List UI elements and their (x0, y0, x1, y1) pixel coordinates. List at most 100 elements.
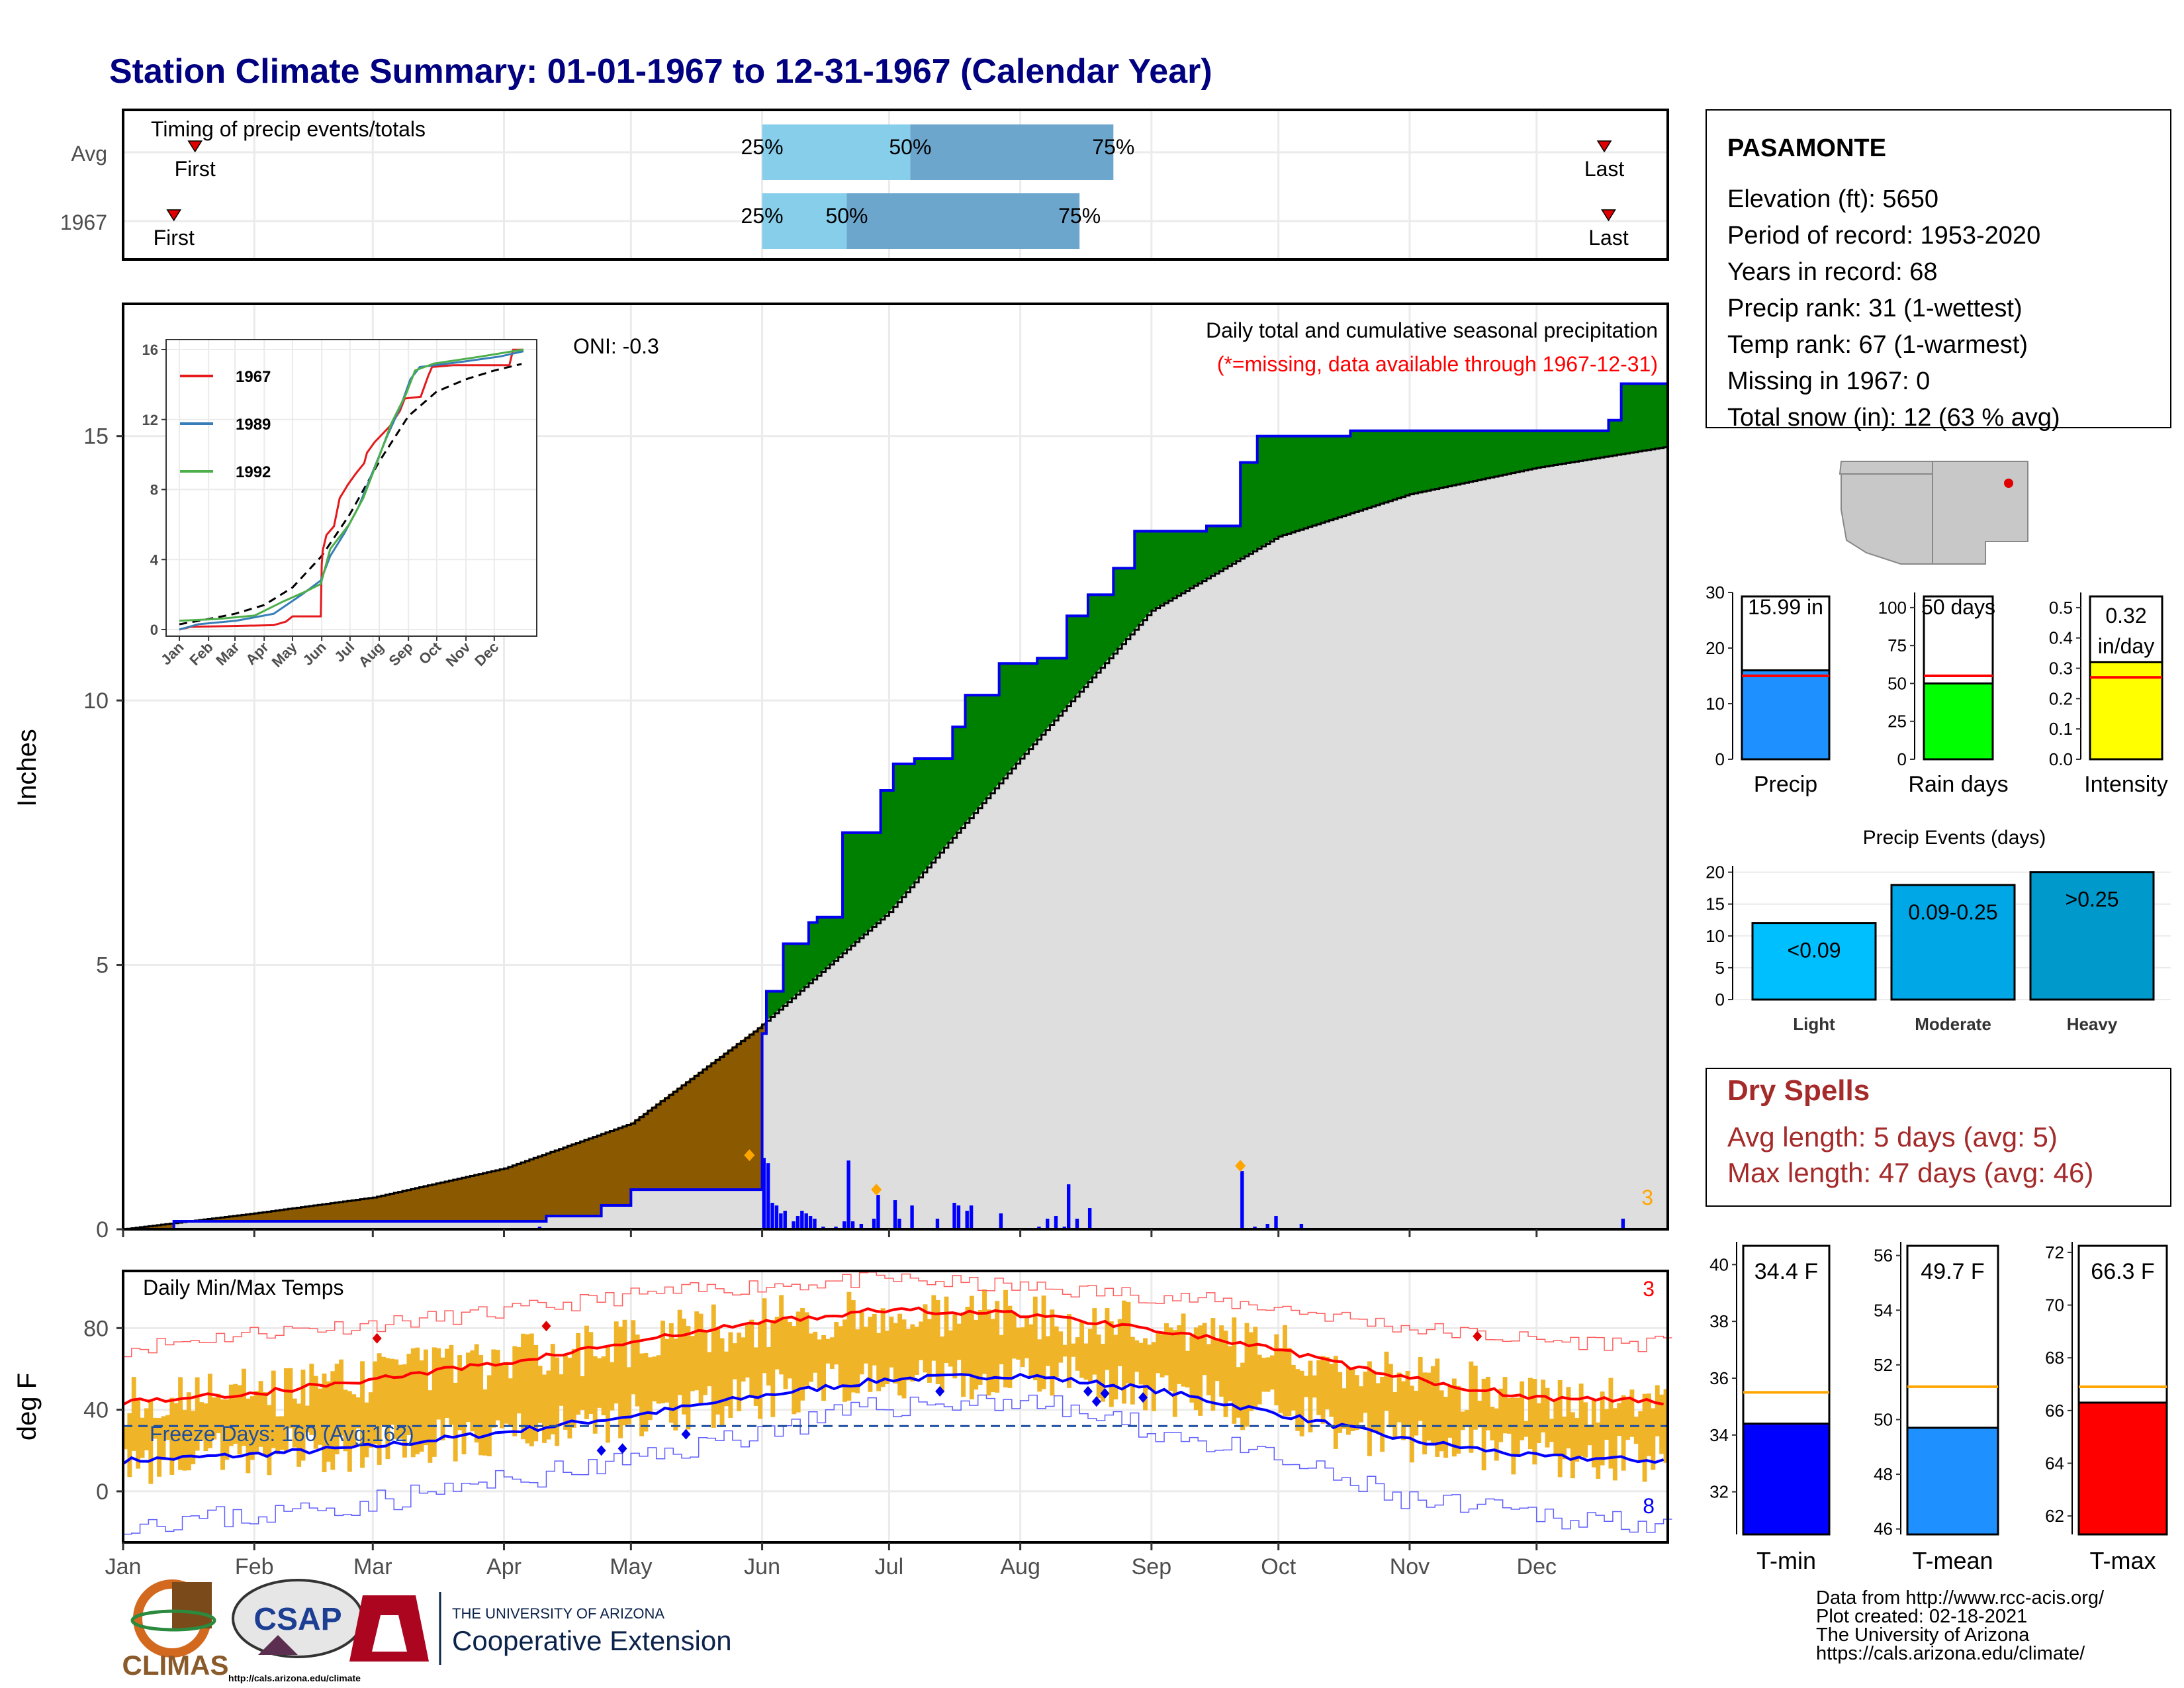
daily-precip-bar (762, 1158, 766, 1229)
temp-summary-ytick-label: 48 (1874, 1464, 1893, 1484)
summary-ytick-label: 0.3 (2049, 659, 2073, 679)
month-label-oct: Oct (1261, 1554, 1296, 1579)
month-label-dec: Dec (1517, 1554, 1557, 1579)
temp-daily-bar (279, 1416, 285, 1450)
temp-daily-bar (1325, 1356, 1330, 1409)
temp-daily-bar (242, 1368, 246, 1446)
temp-daily-bar (919, 1321, 924, 1360)
temp-daily-bar (1007, 1305, 1013, 1388)
station-line-elevation: Elevation (ft): 5650 (1727, 185, 1938, 213)
temp-daily-bar (664, 1338, 670, 1403)
temp-summary-ytick-label: 50 (1874, 1410, 1893, 1430)
temp-daily-bar (673, 1338, 678, 1430)
daily-precip-bar (1621, 1219, 1625, 1229)
temp-daily-bar (724, 1351, 729, 1407)
temp-daily-bar (432, 1347, 437, 1457)
daily-precip-bar (808, 1216, 813, 1229)
precip-record-marker (871, 1184, 882, 1196)
temp-daily-bar (1185, 1350, 1190, 1387)
daily-precip-bar (999, 1213, 1003, 1229)
record-high-marker (541, 1321, 551, 1332)
temp-daily-bar (355, 1397, 361, 1429)
temp-daily-bar (1050, 1309, 1055, 1396)
temp-daily-bar (1066, 1314, 1071, 1388)
temp-daily-bar (1430, 1366, 1435, 1443)
temp-daily-bar (1181, 1313, 1186, 1387)
temp-daily-bar (1380, 1377, 1385, 1452)
temp-daily-bar (660, 1321, 665, 1403)
events-bar-label-0: <0.09 (1788, 939, 1841, 962)
temp-daily-bar (1316, 1360, 1322, 1415)
month-label-sep: Sep (1132, 1554, 1172, 1579)
temp-daily-bar (647, 1357, 653, 1421)
temp-daily-bar (334, 1364, 340, 1454)
summary-value-label-1: 50 days (1921, 595, 1995, 619)
temp-daily-bar (191, 1411, 196, 1465)
precip-subtitle: (*=missing, data available through 1967-… (1217, 352, 1658, 376)
temp-daily-bar (1363, 1372, 1368, 1413)
temp-daily-bar (424, 1349, 428, 1446)
temp-daily-bar (486, 1375, 492, 1457)
temp-daily-bar (1439, 1390, 1444, 1452)
temp-daily-bar (1058, 1331, 1064, 1363)
temp-daily-bar (931, 1295, 936, 1361)
station-box-border (1706, 109, 2171, 428)
temp-daily-bar (313, 1376, 318, 1449)
temp-daily-bar (753, 1347, 758, 1406)
temp-daily-bar (169, 1397, 175, 1475)
temp-daily-bar (436, 1348, 441, 1420)
temp-daily-bar (737, 1333, 742, 1411)
temp-daily-bar (440, 1357, 445, 1440)
temp-daily-bar (1570, 1412, 1575, 1479)
temp-daily-bar (1401, 1381, 1406, 1440)
temp-daily-bar (1265, 1357, 1271, 1392)
temp-daily-bar (614, 1321, 619, 1404)
temp-daily-bar (1020, 1327, 1025, 1368)
record-low-marker (596, 1445, 606, 1456)
temp-daily-bar (300, 1370, 306, 1461)
temp-daily-bar (1198, 1325, 1203, 1416)
map-new-mexico (1932, 461, 2028, 565)
daily-precip-bar (770, 1203, 774, 1229)
inset-ytick-label: 4 (150, 551, 159, 568)
temp-daily-bar (127, 1413, 132, 1477)
temp-daily-bar (1426, 1372, 1432, 1441)
temp-daily-bar (1481, 1378, 1486, 1471)
inset-line-1967 (179, 348, 523, 631)
temp-daily-bar (682, 1319, 686, 1415)
summary-ytick-label: 30 (1706, 583, 1725, 602)
daily-precip-bar (792, 1221, 796, 1229)
summary-ytick-label: 0.1 (2049, 719, 2073, 739)
temp-daily-bar (707, 1352, 712, 1387)
temp-daily-bar (1101, 1343, 1106, 1402)
daily-precip-bar (1075, 1219, 1079, 1229)
temp-daily-bar (1028, 1324, 1034, 1377)
temp-daily-bar (821, 1335, 826, 1401)
temp-daily-bar (643, 1352, 649, 1432)
temp-daily-bar (905, 1329, 911, 1381)
temp-daily-bar (834, 1322, 839, 1365)
temp-daily-bar (1460, 1411, 1465, 1430)
dry-spells-avg: Avg length: 5 days (avg: 5) (1727, 1121, 2058, 1152)
temp-daily-bar (1041, 1295, 1046, 1389)
temp-daily-bar (1486, 1377, 1490, 1430)
temp-daily-bar (1532, 1379, 1537, 1465)
temp-daily-bar (927, 1319, 932, 1383)
temp-daily-bar (1384, 1351, 1389, 1411)
events-bar-label-2: >0.25 (2066, 888, 2119, 912)
daily-precip-bar (897, 1219, 901, 1229)
temp-daily-bar (995, 1301, 1000, 1393)
temp-panel: 0 40 80 deg F Daily Min/Max Temps Freeze D… (13, 1229, 1672, 1579)
summary-ytick-label: 25 (1888, 712, 1907, 731)
temp-daily-bar (1638, 1411, 1643, 1463)
temp-daily-bar (838, 1326, 843, 1387)
record-high-marker (1473, 1331, 1482, 1342)
temp-daily-bar (940, 1336, 945, 1393)
summary-bar-rain-days (1923, 682, 1994, 761)
temp-daily-bar (1236, 1367, 1241, 1418)
temp-daily-bar (1498, 1388, 1504, 1442)
temp-daily-bar (770, 1319, 776, 1417)
temp-daily-bar (796, 1311, 801, 1413)
temp-daily-bar (360, 1361, 365, 1468)
temp-daily-bar (550, 1344, 555, 1434)
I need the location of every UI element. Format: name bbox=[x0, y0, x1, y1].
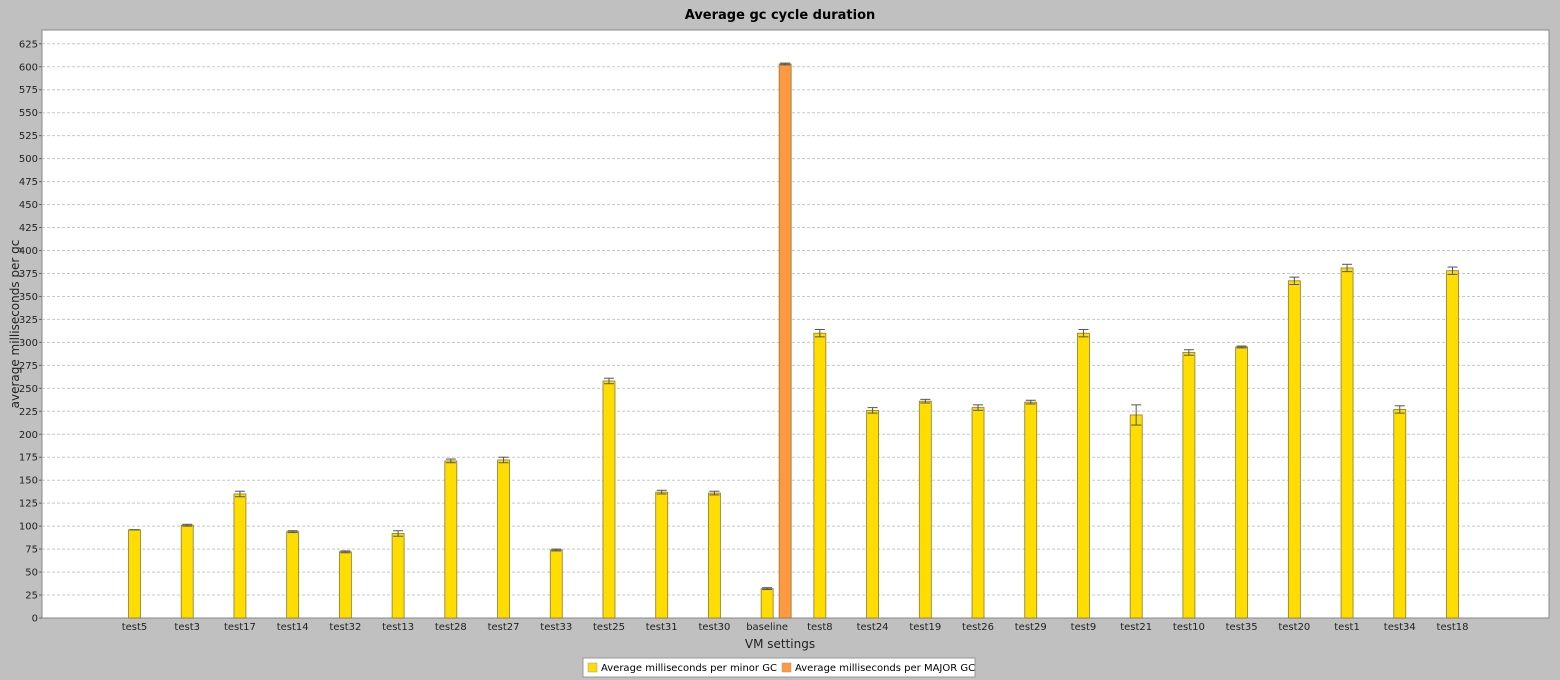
x-tick-label: test32 bbox=[329, 622, 361, 633]
bar bbox=[655, 491, 669, 619]
x-tick-label: test27 bbox=[488, 622, 520, 633]
x-tick-label: test1 bbox=[1334, 622, 1360, 633]
y-tick-label: 400 bbox=[19, 246, 38, 257]
plot-area bbox=[41, 29, 1550, 619]
x-tick-label: baseline bbox=[746, 622, 788, 633]
legend-label-minor: Average milliseconds per minor GC bbox=[601, 663, 777, 674]
bar bbox=[1024, 401, 1038, 619]
bar bbox=[338, 551, 352, 619]
bar bbox=[760, 588, 774, 619]
bar bbox=[1182, 352, 1196, 619]
bar bbox=[1077, 332, 1090, 619]
bar bbox=[1340, 267, 1354, 619]
bar bbox=[708, 492, 721, 619]
x-tick-label: test28 bbox=[435, 622, 467, 633]
y-tick-label: 375 bbox=[19, 269, 38, 280]
x-axis-ticks: test5 test3 test17 test14 test32 test13 test28… bbox=[122, 622, 1469, 633]
x-tick-label: test9 bbox=[1071, 622, 1097, 633]
bar bbox=[602, 380, 616, 619]
y-tick-label: 25 bbox=[25, 591, 38, 602]
bar bbox=[971, 407, 985, 619]
y-tick-label: 525 bbox=[19, 131, 38, 142]
y-tick-label: 225 bbox=[19, 407, 38, 418]
y-tick-label: 175 bbox=[19, 453, 38, 464]
x-tick-label: test30 bbox=[698, 622, 730, 633]
y-tick-label: 425 bbox=[19, 223, 38, 234]
y-tick-label: 300 bbox=[19, 338, 38, 349]
y-tick-label: 550 bbox=[19, 108, 38, 119]
y-tick-label: 125 bbox=[19, 499, 38, 510]
bar bbox=[866, 409, 879, 619]
y-tick-label: 75 bbox=[25, 545, 38, 556]
bar bbox=[391, 533, 405, 619]
y-tick-label: 150 bbox=[19, 476, 38, 487]
x-tick-label: test33 bbox=[540, 622, 572, 633]
x-tick-label: test3 bbox=[174, 622, 200, 633]
bar bbox=[1287, 280, 1301, 619]
x-tick-label: test26 bbox=[962, 622, 994, 633]
x-tick-label: test17 bbox=[224, 622, 256, 633]
x-tick-label: test10 bbox=[1173, 622, 1205, 633]
y-axis-label: average milliseconds per gc bbox=[8, 240, 22, 409]
bar bbox=[1235, 346, 1249, 619]
y-tick-label: 350 bbox=[19, 292, 38, 303]
bar bbox=[1393, 409, 1407, 619]
x-tick-label: test34 bbox=[1384, 622, 1416, 633]
y-tick-label: 325 bbox=[19, 315, 38, 326]
y-tick-label: 250 bbox=[19, 384, 38, 395]
y-tick-label: 475 bbox=[19, 177, 38, 188]
bar bbox=[180, 524, 194, 619]
y-tick-label: 275 bbox=[19, 361, 38, 372]
x-tick-label: test14 bbox=[277, 622, 309, 633]
bar bbox=[549, 549, 563, 619]
x-tick-label: test31 bbox=[646, 622, 678, 633]
legend-box bbox=[582, 657, 976, 678]
x-tick-label: test35 bbox=[1226, 622, 1258, 633]
y-tick-label: 0 bbox=[32, 614, 38, 625]
y-tick-label: 600 bbox=[19, 62, 38, 73]
y-tick-label: 100 bbox=[19, 522, 38, 533]
x-tick-label: test13 bbox=[382, 622, 414, 633]
x-tick-label: test25 bbox=[593, 622, 625, 633]
y-tick-label: 200 bbox=[19, 430, 38, 441]
x-axis-label: VM settings bbox=[745, 637, 815, 651]
legend-swatch-major bbox=[781, 662, 792, 673]
x-tick-label: test18 bbox=[1437, 622, 1469, 633]
x-tick-label: test19 bbox=[909, 622, 941, 633]
x-tick-label: test24 bbox=[857, 622, 889, 633]
bar bbox=[286, 531, 300, 619]
chart-title: Average gc cycle duration bbox=[685, 8, 876, 23]
bar bbox=[778, 63, 792, 619]
bar bbox=[1446, 270, 1459, 619]
bar bbox=[1129, 414, 1143, 619]
legend-swatch-minor bbox=[587, 662, 598, 673]
y-tick-label: 450 bbox=[19, 200, 38, 211]
bar bbox=[497, 459, 510, 619]
bar bbox=[813, 332, 827, 619]
x-tick-label: test29 bbox=[1015, 622, 1047, 633]
x-tick-label: test21 bbox=[1120, 622, 1152, 633]
x-tick-label: test5 bbox=[122, 622, 148, 633]
bar bbox=[444, 460, 458, 619]
x-tick-label: test20 bbox=[1278, 622, 1310, 633]
y-tick-label: 500 bbox=[19, 154, 38, 165]
bar bbox=[233, 493, 247, 619]
x-tick-label: test8 bbox=[807, 622, 833, 633]
bar bbox=[918, 400, 932, 619]
y-tick-label: 575 bbox=[19, 85, 38, 96]
y-tick-label: 625 bbox=[19, 39, 38, 50]
legend-label-major: Average milliseconds per MAJOR GC bbox=[795, 663, 975, 674]
y-axis-ticks: 0 25 50 75 100 125 150 175 200 225 250 275 300 325 350… bbox=[19, 39, 42, 625]
bar bbox=[128, 529, 141, 619]
legend: Average milliseconds per minor GC Averag… bbox=[582, 657, 976, 678]
y-tick-label: 50 bbox=[25, 568, 38, 579]
bars bbox=[128, 62, 1459, 619]
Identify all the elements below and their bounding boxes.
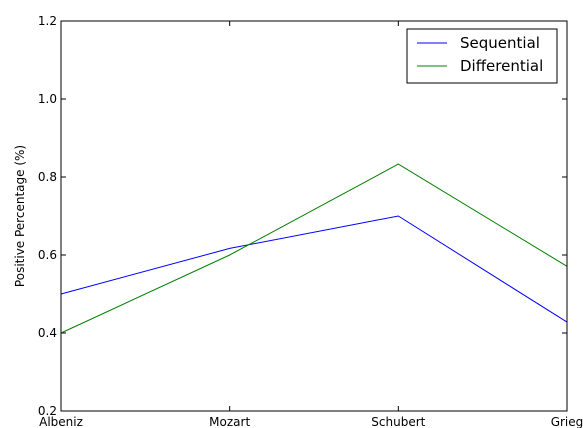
legend-label: Differential [460, 57, 543, 75]
y-tick-label: 0.4 [38, 326, 57, 340]
x-tick-label: Grieg [551, 415, 583, 428]
plot-frame [60, 20, 568, 412]
y-tick-label: 0.2 [38, 404, 57, 418]
y-tick-label: 1.2 [38, 14, 57, 28]
x-tick-label: Mozart [209, 415, 250, 428]
x-tick-label: Albeniz [39, 415, 83, 428]
y-axis-ticks: 0.2 0.4 0.6 0.8 1.0 1.2 [38, 14, 567, 418]
series-lines [60, 163, 568, 334]
y-axis-label: Positive Percentage (%) [13, 145, 27, 287]
y-tick-label: 0.6 [38, 248, 57, 262]
series-line-sequential [60, 215, 568, 323]
y-tick-label: 0.8 [38, 170, 57, 184]
legend: Sequential Differential [406, 28, 558, 84]
series-line-differential [60, 163, 568, 334]
x-tick-label: Schubert [371, 415, 425, 428]
y-tick-label: 1.0 [38, 92, 57, 106]
legend-label: Sequential [460, 34, 540, 52]
legend-box [406, 28, 558, 84]
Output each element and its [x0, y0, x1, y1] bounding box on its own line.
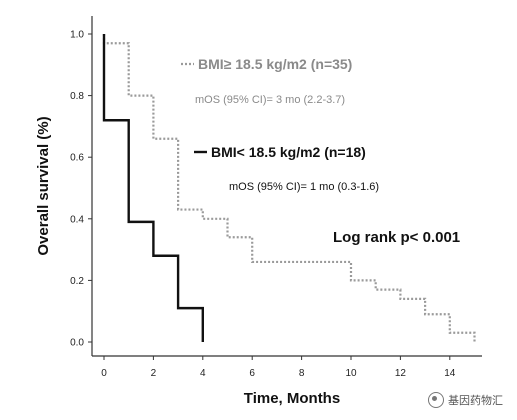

■ ■ ■ ■ ■

▶ **WHAT YOU WILL DO**: Print the lines beginning with the line that contains "legend-label: Differential [460, 57, 543, 75]" and running through the end of the records, with both ends included and the pictures omitted.

▶ **RESPONSE TO THIS EXERCISE**:
legend-label: Differential [460, 57, 543, 75]
y-tick-label: 0.4 [38, 326, 57, 340]
x-tick-label: Grieg [551, 415, 583, 428]
plot-frame [60, 20, 568, 412]
y-tick-label: 0.2 [38, 404, 57, 418]
y-tick-label: 1.2 [38, 14, 57, 28]
x-tick-label: Mozart [209, 415, 250, 428]
x-tick-label: Albeniz [39, 415, 83, 428]
y-axis-ticks: 0.2 0.4 0.6 0.8 1.0 1.2 [38, 14, 567, 418]
series-lines [60, 163, 568, 334]
y-axis-label: Positive Percentage (%) [13, 145, 27, 287]
y-tick-label: 0.6 [38, 248, 57, 262]
series-line-sequential [60, 215, 568, 323]
y-tick-label: 0.8 [38, 170, 57, 184]
legend: Sequential Differential [406, 28, 558, 84]
series-line-differential [60, 163, 568, 334]
x-tick-label: Schubert [371, 415, 425, 428]
y-tick-label: 1.0 [38, 92, 57, 106]
legend-label: Sequential [460, 34, 540, 52]
legend-box [406, 28, 558, 84]
Output each element and its [x0, y0, x1, y1] bounding box on its own line.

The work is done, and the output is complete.